### What is required:
Leave out the pictures and reproduce all of the data exactly.

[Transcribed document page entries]
= = = = =

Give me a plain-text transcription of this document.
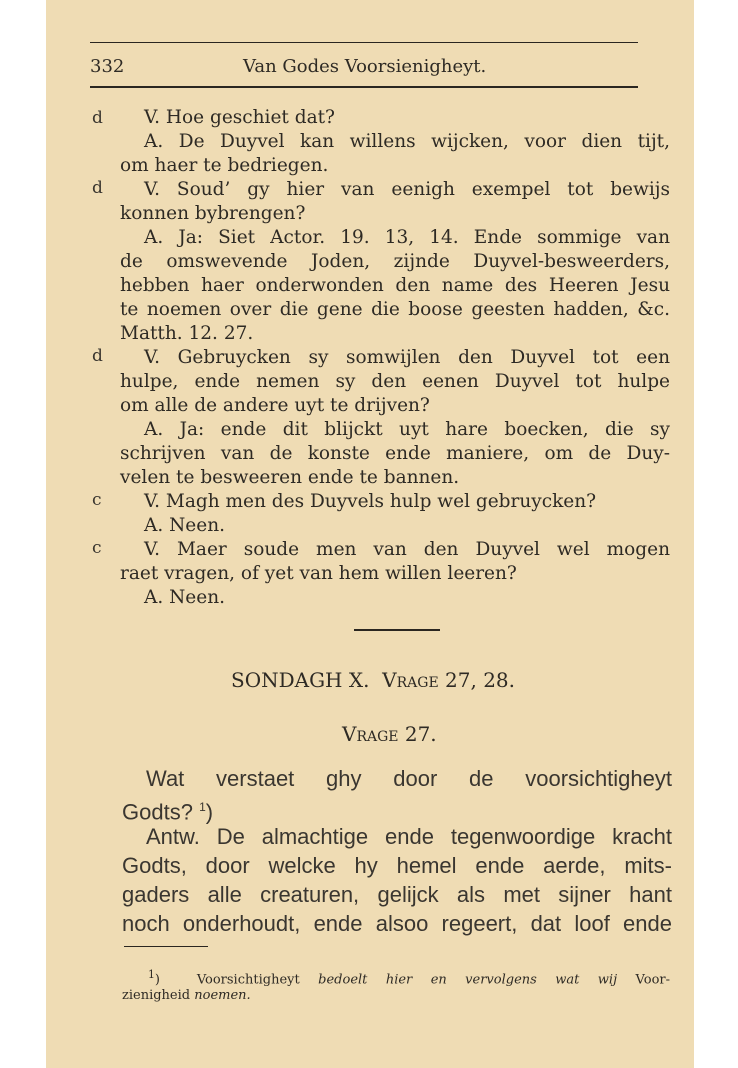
332	Van Godes Voorsienigheyt.
d
d
d
c
c
V. Hoe geschiet dat?
A. De Duyvel kan willens wijcken, voor dien tijt,
om haer te bedriegen.
V. Soud’ gy hier van eenigh exempel tot bewijs
konnen bybrengen?
A. Ja: Siet Actor. 19. 13, 14. Ende sommige van
de omswevende Joden, zijnde Duyvel-besweerders,
hebben haer onderwonden den name des Heeren Jesu
te noemen over die gene die boose geesten hadden, &c.
Matth. 12. 27.
V. Gebruycken sy somwijlen den Duyvel tot een
hulpe, ende nemen sy den eenen Duyvel tot hulpe
om alle de andere uyt te drijven?
A. Ja: ende dit blijckt uyt hare boecken, die sy
schrijven van de konste ende maniere, om de Duy-
velen te besweeren ende te bannen.
V. Magh men des Duyvels hulp wel gebruycken?
A. Neen.
V. Maer soude men van den Duyvel wel mogen
raet vragen, of yet van hem willen leeren?
A. Neen.
SONDAGH X. Vrage 27, 28.
Vrage 27.
Wat verstaet ghy door de voorsichtigheyt
Godts? $^1$)
Antw. De almachtige ende tegenwoordige kracht
Godts, door welcke hy hemel ende aerde, mits-
gaders alle creaturen, gelijck als met sijner hant
noch onderhoudt, ende alsoo regeert, dat loof ende
$^1$)  Voorsichtigheyt bedoelt hier en vervolgens wat wij Voor-
zienigheid noemen.
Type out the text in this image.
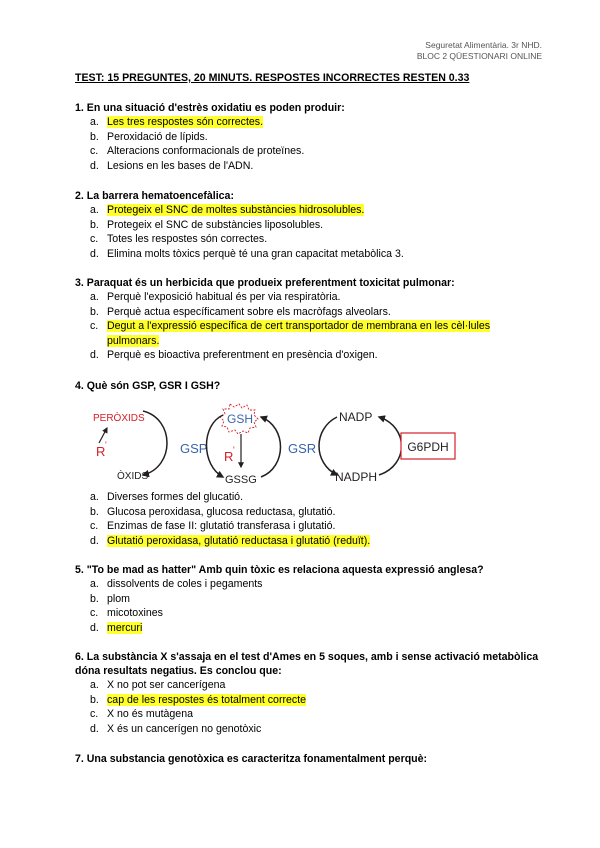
Seguretat Alimentària. 3r NHD.
BLOC 2 QÜESTIONARI ONLINE
TEST: 15 PREGUNTES, 20 MINUTS. RESPOSTES INCORRECTES RESTEN 0.33
1. En una situació d'estrès oxidatiu es poden produir:
a. Les tres respostes són correctes.
b. Peroxidació de lípids.
c. Alteracions conformacionals de proteïnes.
d. Lesions en les bases de l'ADN.
2. La barrera hematoencefàlica:
a. Protegeix el SNC de moltes substàncies hidrosolubles.
b. Protegeix el SNC de substàncies liposolubles.
c. Totes les respostes són correctes.
d. Elimina molts tòxics perquè té una gran capacitat metabòlica 3.
3. Paraquat és un herbicida que produeix preferentment toxicitat pulmonar:
a. Perquè l'exposició habitual és per via respiratòria.
b. Perquè actua específicament sobre els macròfags alveolars.
c. Degut a l'expressió específica de cert transportador de membrana en les cèl·lules pulmonars.
d. Perquè es bioactiva preferentment en presència d'oxigen.
4. Què són GSP, GSR I GSH?
PERÒXIDS
R '
ÒXIDS
GSP
GSH
R '
GSSG
GSR
NADP
NADPH
G6PDH
a. Diverses formes del glucatió.
b. Glucosa peroxidasa, glucosa reductasa, glutatió.
c. Enzimas de fase II: glutatió transferasa i glutatió.
d. Glutatió peroxidasa, glutatió reductasa i glutatió (reduït).
5. "To be mad as hatter" Amb quin tòxic es relaciona aquesta expressió anglesa?
a. dissolvents de coles i pegaments
b. plom
c. micotoxines
d. mercuri
6. La substància X s'assaja en el test d'Ames en 5 soques, amb i sense activació metabòlica dóna resultats negatius. Es conclou que:
a. X no pot ser cancerígena
b. cap de les respostes és totalment correcte
c. X no és mutàgena
d. X és un cancerígen no genotòxic
7. Una substancia genotòxica es caracteritza fonamentalment perquè:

= = = = =

### Written solution:
Give me a plain-text transcription of this document.
332	Van Godes Voorsienigheyt.
d
d
d
c
c
V. Hoe geschiet dat?
A. De Duyvel kan willens wijcken, voor dien tijt,
om haer te bedriegen.
V. Soud’ gy hier van eenigh exempel tot bewijs
konnen bybrengen?
A. Ja: Siet Actor. 19. 13, 14. Ende sommige van
de omswevende Joden, zijnde Duyvel-besweerders,
hebben haer onderwonden den name des Heeren Jesu
te noemen over die gene die boose geesten hadden, &c.
Matth. 12. 27.
V. Gebruycken sy somwijlen den Duyvel tot een
hulpe, ende nemen sy den eenen Duyvel tot hulpe
om alle de andere uyt te drijven?
A. Ja: ende dit blijckt uyt hare boecken, die sy
schrijven van de konste ende maniere, om de Duy-
velen te besweeren ende te bannen.
V. Magh men des Duyvels hulp wel gebruycken?
A. Neen.
V. Maer soude men van den Duyvel wel mogen
raet vragen, of yet van hem willen leeren?
A. Neen.
SONDAGH X. Vrage 27, 28.
Vrage 27.
Wat verstaet ghy door de voorsichtigheyt
Godts? $^1$)
Antw. De almachtige ende tegenwoordige kracht
Godts, door welcke hy hemel ende aerde, mits-
gaders alle creaturen, gelijck als met sijner hant
noch onderhoudt, ende alsoo regeert, dat loof ende
$^1$)  Voorsichtigheyt bedoelt hier en vervolgens wat wij Voor-
zienigheid noemen.
Type out the text in this image.
Seguretat Alimentària. 3r NHD.
BLOC 2 QÜESTIONARI ONLINE
TEST: 15 PREGUNTES, 20 MINUTS. RESPOSTES INCORRECTES RESTEN 0.33
1. En una situació d'estrès oxidatiu es poden produir:
a. Les tres respostes són correctes.
b. Peroxidació de lípids.
c. Alteracions conformacionals de proteïnes.
d. Lesions en les bases de l'ADN.
2. La barrera hematoencefàlica:
a. Protegeix el SNC de moltes substàncies hidrosolubles.
b. Protegeix el SNC de substàncies liposolubles.
c. Totes les respostes són correctes.
d. Elimina molts tòxics perquè té una gran capacitat metabòlica 3.
3. Paraquat és un herbicida que produeix preferentment toxicitat pulmonar:
a. Perquè l'exposició habitual és per via respiratòria.
b. Perquè actua específicament sobre els macròfags alveolars.
c. Degut a l'expressió específica de cert transportador de membrana en les cèl·lules pulmonars.
d. Perquè es bioactiva preferentment en presència d'oxigen.
4. Què són GSP, GSR I GSH?
PERÒXIDS
R '
ÒXIDS
GSP
GSH
R '
GSSG
GSR
NADP
NADPH
G6PDH
a. Diverses formes del glucatió.
b. Glucosa peroxidasa, glucosa reductasa, glutatió.
c. Enzimas de fase II: glutatió transferasa i glutatió.
d. Glutatió peroxidasa, glutatió reductasa i glutatió (reduït).
5. "To be mad as hatter" Amb quin tòxic es relaciona aquesta expressió anglesa?
a. dissolvents de coles i pegaments
b. plom
c. micotoxines
d. mercuri
6. La substància X s'assaja en el test d'Ames en 5 soques, amb i sense activació metabòlica dóna resultats negatius. Es conclou que:
a. X no pot ser cancerígena
b. cap de les respostes és totalment correcte
c. X no és mutàgena
d. X és un cancerígen no genotòxic
7. Una substancia genotòxica es caracteritza fonamentalment perquè:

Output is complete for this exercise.